TRECHO FORNECIDO ->
········
Fundação João Pinheiro publica estudo sobre setor farmacêutico de Minas Gerais
Análise abrange desempenho no período 2014-2023. Com participação crescente, estado é o segundo maior produtor nacional
Em 2023, Minas Gerais registrou um avanço do setor farmoquímica e farmacêutica. A Receita Líquida de Vendas (RLV) do setor, de R$4,2 bilhões, em média, no triênio 2014-2016, mais que dobrou no triênio 2021-2023, passando para R$8,7 bilhões, com participação avançando de 5,9% para 9,1%. No período, o valor de transformação industrial (VTI), que indica a capacidade de agregar valor, inverteu a trajetória de queda entre 2014 e 2016 (R$2,4 bilhões e participação de 5,5% no total nacional), com crescimento para R$4,4 bilhões em valor e participação de 9,1% VTI nacional. Com isto, o estado passou a ocupar a segunda posição no ranking nacional, atrás apenas de São Paulo.
········
MATERIAL DE ORIGEM ->
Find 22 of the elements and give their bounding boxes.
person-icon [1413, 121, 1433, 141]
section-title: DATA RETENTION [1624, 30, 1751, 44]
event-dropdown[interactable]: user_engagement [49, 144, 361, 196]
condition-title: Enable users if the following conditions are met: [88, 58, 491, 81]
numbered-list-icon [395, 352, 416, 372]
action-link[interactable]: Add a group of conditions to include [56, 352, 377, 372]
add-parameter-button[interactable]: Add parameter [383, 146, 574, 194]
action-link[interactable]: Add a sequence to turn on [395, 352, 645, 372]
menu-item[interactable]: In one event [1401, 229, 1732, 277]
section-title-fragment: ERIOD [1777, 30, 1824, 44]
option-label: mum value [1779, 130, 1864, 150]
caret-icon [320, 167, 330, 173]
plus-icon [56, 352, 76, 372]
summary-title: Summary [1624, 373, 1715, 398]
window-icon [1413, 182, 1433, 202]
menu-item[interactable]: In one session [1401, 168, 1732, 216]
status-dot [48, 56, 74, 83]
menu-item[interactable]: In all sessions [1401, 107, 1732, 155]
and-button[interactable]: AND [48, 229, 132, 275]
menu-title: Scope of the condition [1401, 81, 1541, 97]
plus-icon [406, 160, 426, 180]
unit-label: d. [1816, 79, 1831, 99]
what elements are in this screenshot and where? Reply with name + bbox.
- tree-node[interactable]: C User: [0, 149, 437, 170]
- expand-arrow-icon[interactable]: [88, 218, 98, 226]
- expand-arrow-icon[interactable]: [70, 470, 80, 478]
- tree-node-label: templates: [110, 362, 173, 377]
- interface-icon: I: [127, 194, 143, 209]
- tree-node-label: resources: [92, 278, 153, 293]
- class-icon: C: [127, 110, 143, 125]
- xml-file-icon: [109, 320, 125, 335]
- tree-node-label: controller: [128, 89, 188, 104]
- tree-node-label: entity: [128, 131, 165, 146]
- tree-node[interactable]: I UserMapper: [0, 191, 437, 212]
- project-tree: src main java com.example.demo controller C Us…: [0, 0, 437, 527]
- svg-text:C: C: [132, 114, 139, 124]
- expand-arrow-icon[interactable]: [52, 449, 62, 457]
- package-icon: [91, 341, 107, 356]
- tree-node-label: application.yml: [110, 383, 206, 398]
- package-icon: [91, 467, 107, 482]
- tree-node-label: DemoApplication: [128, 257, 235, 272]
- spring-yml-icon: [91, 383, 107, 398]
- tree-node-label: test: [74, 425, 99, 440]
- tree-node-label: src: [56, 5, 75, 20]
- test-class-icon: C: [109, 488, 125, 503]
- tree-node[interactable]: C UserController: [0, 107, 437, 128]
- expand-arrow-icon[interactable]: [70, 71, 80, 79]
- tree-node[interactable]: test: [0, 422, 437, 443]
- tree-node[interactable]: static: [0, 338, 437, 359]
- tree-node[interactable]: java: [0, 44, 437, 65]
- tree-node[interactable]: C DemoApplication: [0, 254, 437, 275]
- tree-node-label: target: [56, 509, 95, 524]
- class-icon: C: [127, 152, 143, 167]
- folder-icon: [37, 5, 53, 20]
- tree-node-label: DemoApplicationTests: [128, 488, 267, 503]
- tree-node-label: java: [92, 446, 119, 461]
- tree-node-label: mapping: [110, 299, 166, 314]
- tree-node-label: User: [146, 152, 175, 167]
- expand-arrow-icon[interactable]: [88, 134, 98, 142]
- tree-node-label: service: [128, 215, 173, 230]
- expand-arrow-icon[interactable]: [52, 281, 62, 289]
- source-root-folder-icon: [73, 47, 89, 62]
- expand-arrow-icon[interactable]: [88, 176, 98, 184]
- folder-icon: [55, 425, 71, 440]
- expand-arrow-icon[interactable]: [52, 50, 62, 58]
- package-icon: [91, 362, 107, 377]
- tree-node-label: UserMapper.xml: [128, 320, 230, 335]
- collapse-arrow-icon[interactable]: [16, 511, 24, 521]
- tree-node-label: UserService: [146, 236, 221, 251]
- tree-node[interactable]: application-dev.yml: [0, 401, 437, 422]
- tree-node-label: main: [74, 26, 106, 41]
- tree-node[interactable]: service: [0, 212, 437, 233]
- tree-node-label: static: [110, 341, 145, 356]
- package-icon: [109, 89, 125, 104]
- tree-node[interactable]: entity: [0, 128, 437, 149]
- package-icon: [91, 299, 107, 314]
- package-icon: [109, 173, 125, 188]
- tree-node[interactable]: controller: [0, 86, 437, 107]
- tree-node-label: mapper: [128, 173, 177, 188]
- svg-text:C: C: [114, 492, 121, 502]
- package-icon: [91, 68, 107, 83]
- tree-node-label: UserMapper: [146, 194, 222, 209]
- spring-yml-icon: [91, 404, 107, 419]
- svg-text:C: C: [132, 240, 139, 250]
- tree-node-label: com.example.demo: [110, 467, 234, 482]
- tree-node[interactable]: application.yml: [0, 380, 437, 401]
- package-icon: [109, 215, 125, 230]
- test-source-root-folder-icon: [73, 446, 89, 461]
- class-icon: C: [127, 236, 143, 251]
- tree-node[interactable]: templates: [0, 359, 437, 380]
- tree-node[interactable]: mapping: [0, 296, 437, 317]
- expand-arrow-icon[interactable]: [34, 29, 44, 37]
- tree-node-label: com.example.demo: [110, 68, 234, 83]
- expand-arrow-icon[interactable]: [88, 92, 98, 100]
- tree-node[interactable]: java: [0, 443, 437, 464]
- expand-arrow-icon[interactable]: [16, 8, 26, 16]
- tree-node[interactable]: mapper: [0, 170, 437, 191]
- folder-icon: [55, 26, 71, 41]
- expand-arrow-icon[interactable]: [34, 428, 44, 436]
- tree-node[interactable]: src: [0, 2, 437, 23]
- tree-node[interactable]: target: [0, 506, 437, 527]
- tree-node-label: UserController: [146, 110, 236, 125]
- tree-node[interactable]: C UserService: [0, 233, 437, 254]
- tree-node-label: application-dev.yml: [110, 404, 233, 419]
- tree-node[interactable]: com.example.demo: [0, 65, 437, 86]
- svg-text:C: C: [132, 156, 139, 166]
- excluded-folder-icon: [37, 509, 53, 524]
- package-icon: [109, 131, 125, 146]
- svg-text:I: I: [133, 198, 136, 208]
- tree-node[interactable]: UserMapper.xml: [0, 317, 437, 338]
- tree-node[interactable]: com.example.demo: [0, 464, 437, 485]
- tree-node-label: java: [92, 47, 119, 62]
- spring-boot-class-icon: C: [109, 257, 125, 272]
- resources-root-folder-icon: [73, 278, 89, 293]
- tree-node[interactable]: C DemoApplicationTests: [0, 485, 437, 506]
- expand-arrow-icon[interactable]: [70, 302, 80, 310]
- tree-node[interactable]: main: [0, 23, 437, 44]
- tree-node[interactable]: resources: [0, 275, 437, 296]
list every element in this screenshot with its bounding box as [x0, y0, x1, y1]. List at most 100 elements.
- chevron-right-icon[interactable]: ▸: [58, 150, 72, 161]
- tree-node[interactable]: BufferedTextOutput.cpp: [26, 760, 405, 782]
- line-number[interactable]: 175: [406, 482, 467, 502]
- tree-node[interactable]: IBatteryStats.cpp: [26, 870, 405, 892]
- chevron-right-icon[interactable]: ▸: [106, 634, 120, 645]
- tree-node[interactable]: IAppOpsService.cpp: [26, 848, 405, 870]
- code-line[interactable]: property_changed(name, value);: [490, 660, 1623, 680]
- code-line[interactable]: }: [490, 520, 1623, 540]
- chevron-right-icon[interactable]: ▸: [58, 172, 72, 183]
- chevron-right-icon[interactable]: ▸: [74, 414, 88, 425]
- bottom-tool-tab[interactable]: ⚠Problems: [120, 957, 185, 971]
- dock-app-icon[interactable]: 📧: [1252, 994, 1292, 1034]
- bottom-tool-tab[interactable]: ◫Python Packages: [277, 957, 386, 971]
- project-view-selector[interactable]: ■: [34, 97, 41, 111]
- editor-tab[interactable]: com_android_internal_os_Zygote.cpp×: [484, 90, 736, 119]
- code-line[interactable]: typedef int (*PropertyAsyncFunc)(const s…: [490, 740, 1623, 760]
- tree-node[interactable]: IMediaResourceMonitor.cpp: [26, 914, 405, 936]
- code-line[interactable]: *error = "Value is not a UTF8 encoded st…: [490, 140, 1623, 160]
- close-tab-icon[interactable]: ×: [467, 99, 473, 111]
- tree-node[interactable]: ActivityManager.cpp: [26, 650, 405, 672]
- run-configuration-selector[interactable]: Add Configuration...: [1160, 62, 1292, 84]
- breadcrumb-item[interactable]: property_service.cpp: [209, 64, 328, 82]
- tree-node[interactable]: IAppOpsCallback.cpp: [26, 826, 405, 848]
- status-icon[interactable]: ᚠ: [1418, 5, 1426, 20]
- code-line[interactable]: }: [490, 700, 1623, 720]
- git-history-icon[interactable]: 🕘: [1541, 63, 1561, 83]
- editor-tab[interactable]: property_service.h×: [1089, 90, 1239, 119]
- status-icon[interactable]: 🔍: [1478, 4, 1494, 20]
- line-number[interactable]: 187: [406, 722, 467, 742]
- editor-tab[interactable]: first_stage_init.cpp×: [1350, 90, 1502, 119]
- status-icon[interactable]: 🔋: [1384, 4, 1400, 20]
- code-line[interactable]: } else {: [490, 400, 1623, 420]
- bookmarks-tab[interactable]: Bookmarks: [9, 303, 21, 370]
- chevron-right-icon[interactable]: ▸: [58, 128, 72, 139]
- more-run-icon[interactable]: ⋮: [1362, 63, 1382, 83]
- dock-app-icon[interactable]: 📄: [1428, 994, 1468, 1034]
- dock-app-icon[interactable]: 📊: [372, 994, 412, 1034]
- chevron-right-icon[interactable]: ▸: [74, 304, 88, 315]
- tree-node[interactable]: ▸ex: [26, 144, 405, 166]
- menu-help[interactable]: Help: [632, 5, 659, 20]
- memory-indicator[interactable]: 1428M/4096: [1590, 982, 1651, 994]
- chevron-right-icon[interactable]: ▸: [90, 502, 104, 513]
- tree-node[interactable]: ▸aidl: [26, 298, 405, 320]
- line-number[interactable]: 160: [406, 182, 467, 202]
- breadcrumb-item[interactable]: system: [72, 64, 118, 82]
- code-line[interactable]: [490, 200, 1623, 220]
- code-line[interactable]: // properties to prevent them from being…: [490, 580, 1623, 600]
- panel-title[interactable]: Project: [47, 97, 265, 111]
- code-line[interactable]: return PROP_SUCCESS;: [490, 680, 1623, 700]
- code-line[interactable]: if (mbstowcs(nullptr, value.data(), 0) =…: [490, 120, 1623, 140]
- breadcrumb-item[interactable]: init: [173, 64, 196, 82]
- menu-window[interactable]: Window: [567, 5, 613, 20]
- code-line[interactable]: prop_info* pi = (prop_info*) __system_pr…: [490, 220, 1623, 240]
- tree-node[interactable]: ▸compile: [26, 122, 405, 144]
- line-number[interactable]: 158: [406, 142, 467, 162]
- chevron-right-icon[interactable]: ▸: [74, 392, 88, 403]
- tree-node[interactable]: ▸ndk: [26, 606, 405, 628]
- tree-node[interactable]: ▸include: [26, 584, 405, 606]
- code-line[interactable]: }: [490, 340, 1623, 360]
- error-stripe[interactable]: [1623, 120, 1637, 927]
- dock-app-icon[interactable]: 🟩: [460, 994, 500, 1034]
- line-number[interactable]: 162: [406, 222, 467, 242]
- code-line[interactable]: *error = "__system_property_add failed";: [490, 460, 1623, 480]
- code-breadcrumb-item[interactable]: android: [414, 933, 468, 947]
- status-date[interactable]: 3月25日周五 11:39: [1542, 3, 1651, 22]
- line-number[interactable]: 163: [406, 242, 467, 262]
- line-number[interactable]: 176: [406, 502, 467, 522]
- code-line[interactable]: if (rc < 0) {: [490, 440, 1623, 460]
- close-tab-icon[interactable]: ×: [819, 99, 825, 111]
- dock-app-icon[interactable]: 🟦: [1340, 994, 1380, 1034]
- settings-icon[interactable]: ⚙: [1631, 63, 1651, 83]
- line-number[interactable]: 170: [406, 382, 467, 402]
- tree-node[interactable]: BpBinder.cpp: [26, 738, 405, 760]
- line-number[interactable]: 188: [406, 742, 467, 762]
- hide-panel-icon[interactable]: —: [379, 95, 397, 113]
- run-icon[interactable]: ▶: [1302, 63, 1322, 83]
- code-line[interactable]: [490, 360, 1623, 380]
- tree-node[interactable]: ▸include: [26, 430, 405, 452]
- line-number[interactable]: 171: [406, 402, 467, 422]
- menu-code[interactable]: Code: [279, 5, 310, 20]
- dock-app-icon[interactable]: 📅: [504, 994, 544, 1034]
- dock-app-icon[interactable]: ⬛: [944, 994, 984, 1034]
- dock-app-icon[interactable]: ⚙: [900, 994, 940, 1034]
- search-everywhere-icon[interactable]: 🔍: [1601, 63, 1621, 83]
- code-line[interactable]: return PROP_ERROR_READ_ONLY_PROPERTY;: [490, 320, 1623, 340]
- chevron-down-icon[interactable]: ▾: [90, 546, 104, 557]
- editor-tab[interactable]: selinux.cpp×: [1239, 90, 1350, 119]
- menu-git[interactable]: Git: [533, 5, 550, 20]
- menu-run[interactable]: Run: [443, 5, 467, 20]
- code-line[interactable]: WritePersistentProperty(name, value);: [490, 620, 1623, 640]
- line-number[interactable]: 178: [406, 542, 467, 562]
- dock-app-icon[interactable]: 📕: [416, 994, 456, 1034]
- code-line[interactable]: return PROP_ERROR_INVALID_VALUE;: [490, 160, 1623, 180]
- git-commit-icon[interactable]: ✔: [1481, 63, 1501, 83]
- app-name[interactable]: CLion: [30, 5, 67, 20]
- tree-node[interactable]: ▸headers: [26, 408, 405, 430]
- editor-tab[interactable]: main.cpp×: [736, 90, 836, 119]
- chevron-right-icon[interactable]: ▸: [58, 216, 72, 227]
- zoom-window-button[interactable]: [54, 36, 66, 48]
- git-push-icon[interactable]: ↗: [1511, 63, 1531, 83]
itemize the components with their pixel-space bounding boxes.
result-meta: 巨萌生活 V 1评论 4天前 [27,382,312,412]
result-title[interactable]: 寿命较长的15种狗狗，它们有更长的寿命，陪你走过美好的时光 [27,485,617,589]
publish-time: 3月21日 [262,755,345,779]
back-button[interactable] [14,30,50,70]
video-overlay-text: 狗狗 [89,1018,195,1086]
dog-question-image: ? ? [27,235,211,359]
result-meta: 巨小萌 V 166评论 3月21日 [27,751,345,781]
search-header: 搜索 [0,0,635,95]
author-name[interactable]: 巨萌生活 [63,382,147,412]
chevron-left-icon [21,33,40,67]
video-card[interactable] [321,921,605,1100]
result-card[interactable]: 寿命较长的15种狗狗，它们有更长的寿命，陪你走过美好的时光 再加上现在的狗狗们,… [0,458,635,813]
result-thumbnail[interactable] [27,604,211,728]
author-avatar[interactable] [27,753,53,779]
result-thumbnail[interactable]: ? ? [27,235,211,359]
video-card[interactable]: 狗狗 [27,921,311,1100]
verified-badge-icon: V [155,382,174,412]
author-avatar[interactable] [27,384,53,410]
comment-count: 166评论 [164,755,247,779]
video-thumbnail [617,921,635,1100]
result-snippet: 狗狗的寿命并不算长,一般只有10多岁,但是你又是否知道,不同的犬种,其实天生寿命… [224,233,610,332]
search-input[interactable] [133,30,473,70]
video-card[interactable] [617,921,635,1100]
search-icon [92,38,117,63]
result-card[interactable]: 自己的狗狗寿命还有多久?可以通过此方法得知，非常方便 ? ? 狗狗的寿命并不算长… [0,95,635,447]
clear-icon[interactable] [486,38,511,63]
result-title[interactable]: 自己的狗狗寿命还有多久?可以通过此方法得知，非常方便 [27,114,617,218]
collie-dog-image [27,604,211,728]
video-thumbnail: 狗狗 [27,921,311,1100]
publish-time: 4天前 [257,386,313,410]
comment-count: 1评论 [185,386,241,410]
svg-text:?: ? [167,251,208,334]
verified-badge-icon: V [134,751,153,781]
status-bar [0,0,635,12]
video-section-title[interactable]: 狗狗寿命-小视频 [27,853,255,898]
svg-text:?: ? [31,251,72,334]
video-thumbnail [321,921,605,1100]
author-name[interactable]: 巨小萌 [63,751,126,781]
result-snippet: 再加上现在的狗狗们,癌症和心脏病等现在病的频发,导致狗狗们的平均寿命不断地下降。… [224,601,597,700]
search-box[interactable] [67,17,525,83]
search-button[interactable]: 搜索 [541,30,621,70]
········
EXERCÍCIO ->
Responda, por favor, com base no texto:
1. Qual período a análise abrange?
2. Qual foi a Receita Líquida de Vendas média do setor no triênio 2021-2023?
3. Qual estado fica à frente de Minas Gerais no ranking nacional?
Os dados não têm relação com o texto.

RESPOSTA ESCRITA ->
1. O período de 2014 a 2023.
2. R$8,7 bilhões.
3. São Paulo.